Goal:
Pick out each line below containing "Jahren".
═══ Entries shown ═══
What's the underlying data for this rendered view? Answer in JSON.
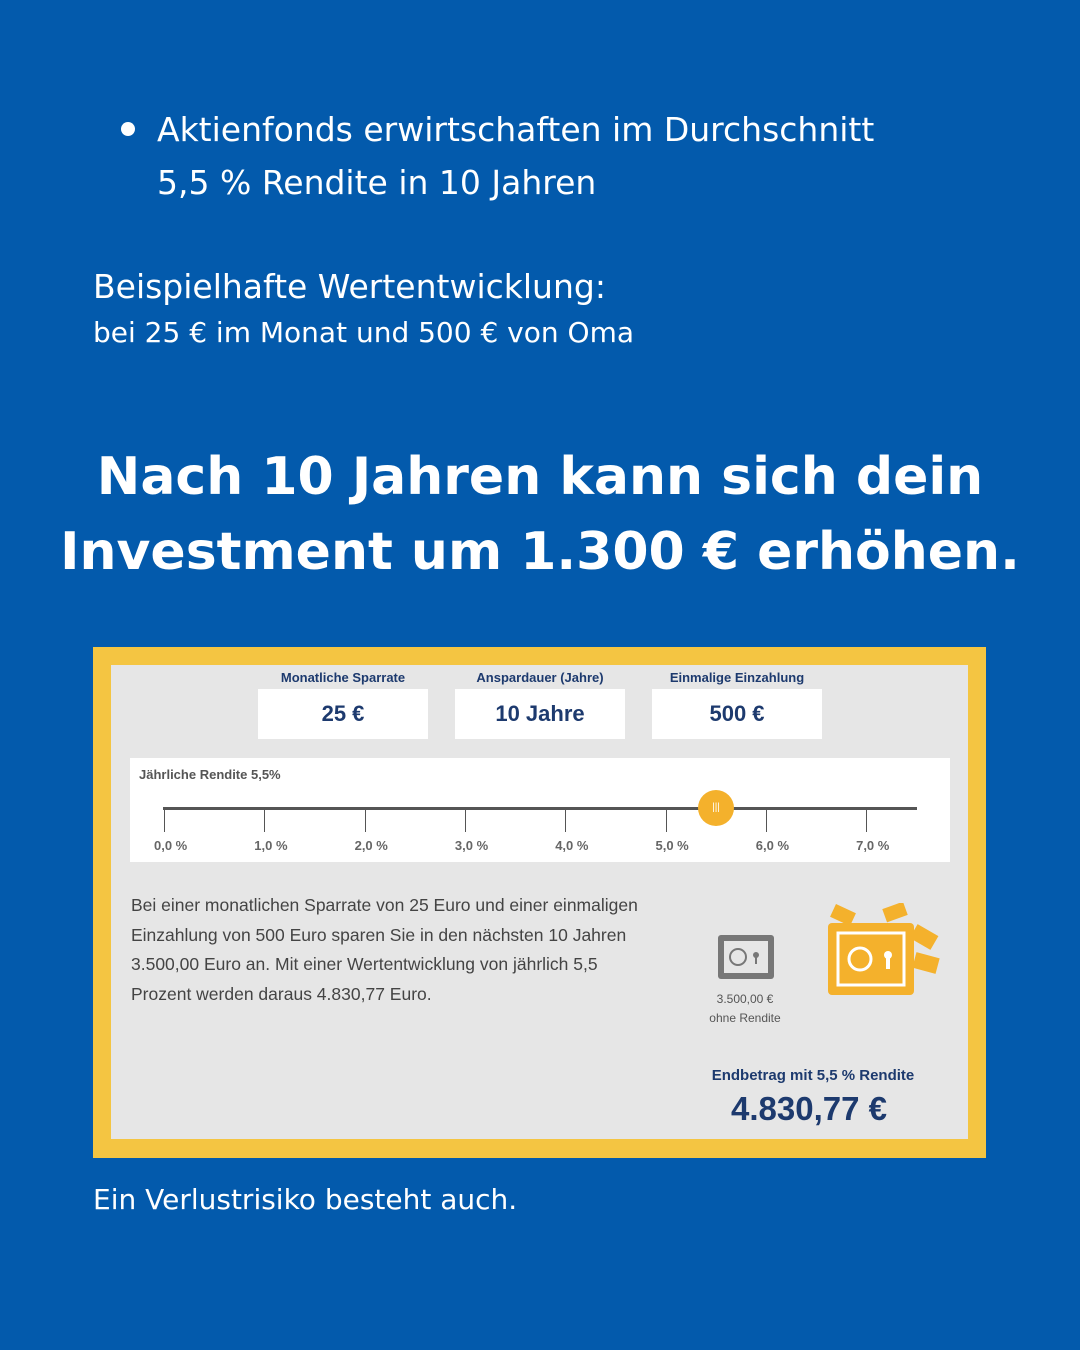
{
  "intro": {
    "bullet": [
      "Aktienfonds erwirtschaften im Durchschnitt",
      "5,5 % Rendite in 10 Jahren"
    ],
    "heading": "Beispielhafte Wertentwicklung:",
    "subheading": "bei 25 € im Monat und 500 € von Oma"
  },
  "headline": [
    "Nach 10 Jahren kann sich dein",
    "Investment um 1.300 € erhöhen."
  ],
  "calculator": {
    "fields": [
      {
        "label": "Monatliche Sparrate",
        "value": "25 €"
      },
      {
        "label": "Anspardauer (Jahre)",
        "value": "10 Jahre"
      },
      {
        "label": "Einmalige Einzahlung",
        "value": "500 €"
      }
    ],
    "slider": {
      "label": "Jährliche Rendite 5,5%",
      "ticks": [
        "0,0 %",
        "1,0 %",
        "2,0 %",
        "3,0 %",
        "4,0 %",
        "5,0 %",
        "6,0 %",
        "7,0 %"
      ]
    },
    "description": [
      "Bei einer monatlichen Sparrate von 25 Euro und einer einmaligen",
      "Einzahlung von 500 Euro sparen Sie in den nächsten 10 Jahren",
      "3.500,00 Euro an. Mit einer Wertentwicklung von jährlich 5,5",
      "Prozent werden daraus 4.830,77 Euro."
    ],
    "no_return": [
      "3.500,00 €",
      "ohne Rendite"
    ],
    "result_label": "Endbetrag mit 5,5 % Rendite",
    "result_value": "4.830,77 €"
  },
  "footer": "Ein Verlustrisiko besteht auch."
}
═══
Complete response:
      "5,5 % Rendite in 10 Jahren"
    "Nach 10 Jahren kann sich dein",
      "Einzahlung von 500 Euro sparen Sie in den nächsten 10 Jahren",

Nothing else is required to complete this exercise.